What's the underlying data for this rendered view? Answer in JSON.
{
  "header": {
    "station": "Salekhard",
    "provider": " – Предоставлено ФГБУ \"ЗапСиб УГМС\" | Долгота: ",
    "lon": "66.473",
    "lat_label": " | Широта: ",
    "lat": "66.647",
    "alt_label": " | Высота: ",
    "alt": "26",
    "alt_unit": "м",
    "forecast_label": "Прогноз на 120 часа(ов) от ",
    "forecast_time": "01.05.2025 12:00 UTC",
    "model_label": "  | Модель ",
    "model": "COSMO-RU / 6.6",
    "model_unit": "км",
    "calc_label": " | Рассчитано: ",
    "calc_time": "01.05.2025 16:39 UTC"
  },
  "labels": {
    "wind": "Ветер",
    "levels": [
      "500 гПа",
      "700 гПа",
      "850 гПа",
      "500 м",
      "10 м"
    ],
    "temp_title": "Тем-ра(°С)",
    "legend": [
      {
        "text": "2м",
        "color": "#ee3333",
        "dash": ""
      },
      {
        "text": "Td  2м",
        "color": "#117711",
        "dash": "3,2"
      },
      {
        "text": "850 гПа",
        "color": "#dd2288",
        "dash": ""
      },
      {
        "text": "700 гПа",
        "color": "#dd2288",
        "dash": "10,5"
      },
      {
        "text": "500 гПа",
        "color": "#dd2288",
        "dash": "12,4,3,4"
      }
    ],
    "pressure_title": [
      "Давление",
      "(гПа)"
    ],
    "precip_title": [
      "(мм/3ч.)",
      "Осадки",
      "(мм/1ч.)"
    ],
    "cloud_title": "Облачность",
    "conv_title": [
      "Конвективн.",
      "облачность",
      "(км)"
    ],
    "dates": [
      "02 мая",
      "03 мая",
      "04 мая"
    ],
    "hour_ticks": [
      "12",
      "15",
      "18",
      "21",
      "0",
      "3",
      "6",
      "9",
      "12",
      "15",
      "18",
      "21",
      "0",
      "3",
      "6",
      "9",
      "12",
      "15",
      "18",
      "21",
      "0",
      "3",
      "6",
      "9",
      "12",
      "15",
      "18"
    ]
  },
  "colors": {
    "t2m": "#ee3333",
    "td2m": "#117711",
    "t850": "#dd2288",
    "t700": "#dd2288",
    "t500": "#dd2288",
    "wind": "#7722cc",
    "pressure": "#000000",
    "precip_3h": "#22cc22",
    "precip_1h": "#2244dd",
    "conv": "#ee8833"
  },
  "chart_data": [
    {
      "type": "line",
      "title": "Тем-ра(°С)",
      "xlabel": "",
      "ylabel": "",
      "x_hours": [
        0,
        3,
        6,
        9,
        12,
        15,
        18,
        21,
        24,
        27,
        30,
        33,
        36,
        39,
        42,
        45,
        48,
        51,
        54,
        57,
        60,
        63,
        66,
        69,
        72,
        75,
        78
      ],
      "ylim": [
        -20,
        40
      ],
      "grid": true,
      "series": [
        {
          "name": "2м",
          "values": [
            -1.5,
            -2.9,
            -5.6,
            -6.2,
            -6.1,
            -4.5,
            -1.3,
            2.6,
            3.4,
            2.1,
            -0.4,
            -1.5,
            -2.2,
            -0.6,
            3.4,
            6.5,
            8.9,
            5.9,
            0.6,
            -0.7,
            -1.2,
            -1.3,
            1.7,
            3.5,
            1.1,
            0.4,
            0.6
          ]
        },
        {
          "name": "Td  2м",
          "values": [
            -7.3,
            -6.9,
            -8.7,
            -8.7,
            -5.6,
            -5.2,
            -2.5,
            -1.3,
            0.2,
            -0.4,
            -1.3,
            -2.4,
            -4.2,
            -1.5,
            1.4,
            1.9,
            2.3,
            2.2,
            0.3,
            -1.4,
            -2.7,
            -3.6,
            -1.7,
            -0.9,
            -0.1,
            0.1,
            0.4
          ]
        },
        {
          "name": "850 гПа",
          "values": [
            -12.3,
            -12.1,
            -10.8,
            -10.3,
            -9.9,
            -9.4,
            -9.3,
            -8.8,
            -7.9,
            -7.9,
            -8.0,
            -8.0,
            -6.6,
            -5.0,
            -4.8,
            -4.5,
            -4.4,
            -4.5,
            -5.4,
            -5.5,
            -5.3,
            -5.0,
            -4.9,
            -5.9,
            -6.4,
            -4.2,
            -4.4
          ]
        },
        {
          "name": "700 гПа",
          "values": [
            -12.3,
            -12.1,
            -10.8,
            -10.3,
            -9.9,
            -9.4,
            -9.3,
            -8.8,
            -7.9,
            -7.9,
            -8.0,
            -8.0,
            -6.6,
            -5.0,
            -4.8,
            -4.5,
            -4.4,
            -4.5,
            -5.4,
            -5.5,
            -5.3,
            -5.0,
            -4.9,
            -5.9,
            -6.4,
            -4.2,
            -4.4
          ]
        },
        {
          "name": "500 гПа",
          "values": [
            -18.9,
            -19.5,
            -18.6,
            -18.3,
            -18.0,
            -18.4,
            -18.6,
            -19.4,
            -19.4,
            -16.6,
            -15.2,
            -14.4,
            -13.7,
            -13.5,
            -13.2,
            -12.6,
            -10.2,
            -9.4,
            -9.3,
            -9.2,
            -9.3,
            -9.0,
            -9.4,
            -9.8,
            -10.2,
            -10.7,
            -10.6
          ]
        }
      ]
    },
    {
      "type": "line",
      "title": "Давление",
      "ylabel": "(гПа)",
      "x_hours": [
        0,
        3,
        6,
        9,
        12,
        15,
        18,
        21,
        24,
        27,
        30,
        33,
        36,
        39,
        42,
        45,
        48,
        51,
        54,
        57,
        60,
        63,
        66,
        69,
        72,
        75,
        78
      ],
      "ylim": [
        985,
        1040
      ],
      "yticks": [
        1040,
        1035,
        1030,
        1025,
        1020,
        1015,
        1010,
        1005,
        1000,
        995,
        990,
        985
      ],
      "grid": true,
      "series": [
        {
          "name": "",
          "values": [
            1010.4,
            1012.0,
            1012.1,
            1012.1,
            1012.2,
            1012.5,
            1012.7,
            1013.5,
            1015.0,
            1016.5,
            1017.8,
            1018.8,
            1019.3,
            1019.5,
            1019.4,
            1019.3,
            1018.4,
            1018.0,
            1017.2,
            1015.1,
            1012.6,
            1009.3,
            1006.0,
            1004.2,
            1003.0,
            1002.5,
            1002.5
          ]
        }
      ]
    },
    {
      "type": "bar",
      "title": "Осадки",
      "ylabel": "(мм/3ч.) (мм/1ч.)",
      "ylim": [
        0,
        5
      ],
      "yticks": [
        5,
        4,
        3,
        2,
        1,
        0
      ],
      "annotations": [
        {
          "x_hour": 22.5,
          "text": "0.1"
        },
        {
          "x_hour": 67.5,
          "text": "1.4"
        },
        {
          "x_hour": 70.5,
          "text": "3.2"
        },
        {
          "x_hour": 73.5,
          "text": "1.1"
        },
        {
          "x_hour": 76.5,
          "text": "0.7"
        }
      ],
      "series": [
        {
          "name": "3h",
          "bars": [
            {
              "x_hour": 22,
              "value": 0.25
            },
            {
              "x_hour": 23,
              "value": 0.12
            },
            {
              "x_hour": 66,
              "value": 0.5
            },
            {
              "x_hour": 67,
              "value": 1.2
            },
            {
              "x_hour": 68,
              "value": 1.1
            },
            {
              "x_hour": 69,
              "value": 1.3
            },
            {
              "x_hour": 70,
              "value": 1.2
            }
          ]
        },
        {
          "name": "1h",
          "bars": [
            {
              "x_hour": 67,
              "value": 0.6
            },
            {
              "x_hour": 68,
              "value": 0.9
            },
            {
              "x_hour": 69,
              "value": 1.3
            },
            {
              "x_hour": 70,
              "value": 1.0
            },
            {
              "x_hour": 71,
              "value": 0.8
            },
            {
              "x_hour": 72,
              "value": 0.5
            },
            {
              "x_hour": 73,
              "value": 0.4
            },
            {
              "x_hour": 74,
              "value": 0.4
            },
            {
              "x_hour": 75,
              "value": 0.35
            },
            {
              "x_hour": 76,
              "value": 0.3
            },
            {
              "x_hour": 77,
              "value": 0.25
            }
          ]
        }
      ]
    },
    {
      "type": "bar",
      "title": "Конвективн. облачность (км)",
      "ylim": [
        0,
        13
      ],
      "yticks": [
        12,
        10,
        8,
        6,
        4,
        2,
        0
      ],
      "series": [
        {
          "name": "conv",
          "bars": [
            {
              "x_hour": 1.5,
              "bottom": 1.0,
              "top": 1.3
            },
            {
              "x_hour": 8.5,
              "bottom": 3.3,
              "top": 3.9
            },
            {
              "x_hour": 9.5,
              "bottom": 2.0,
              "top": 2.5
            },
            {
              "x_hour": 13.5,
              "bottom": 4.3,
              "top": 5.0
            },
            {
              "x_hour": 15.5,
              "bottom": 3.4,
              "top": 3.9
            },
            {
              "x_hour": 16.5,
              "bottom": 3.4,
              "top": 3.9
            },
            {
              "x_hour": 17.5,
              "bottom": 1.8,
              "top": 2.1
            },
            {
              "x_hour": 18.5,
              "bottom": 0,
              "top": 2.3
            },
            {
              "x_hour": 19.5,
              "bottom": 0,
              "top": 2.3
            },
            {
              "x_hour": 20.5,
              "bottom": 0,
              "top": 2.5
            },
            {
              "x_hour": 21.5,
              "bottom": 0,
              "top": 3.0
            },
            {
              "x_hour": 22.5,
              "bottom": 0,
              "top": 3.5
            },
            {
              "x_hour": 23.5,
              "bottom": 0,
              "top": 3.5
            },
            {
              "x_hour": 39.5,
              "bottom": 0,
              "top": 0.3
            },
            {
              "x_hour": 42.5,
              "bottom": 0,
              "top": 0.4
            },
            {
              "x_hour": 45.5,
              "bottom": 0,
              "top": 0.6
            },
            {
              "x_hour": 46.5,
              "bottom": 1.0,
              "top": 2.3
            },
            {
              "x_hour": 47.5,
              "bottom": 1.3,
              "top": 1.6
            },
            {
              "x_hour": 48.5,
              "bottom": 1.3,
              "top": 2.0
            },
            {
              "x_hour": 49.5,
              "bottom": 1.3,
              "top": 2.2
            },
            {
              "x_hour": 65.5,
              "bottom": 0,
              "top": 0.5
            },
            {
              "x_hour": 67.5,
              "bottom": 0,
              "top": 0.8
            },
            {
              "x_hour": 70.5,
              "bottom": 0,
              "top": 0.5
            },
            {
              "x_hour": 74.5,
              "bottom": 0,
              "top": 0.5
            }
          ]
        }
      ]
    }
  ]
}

### [Short problem]
Which lines contain "name"? Copy each of them.

### [Solution to this exercise]
          "name": "2м",
          "name": "Td  2м",
          "name": "850 гПа",
          "name": "700 гПа",
          "name": "500 гПа",
          "name": "",
          "name": "3h",
          "name": "1h",
          "name": "conv",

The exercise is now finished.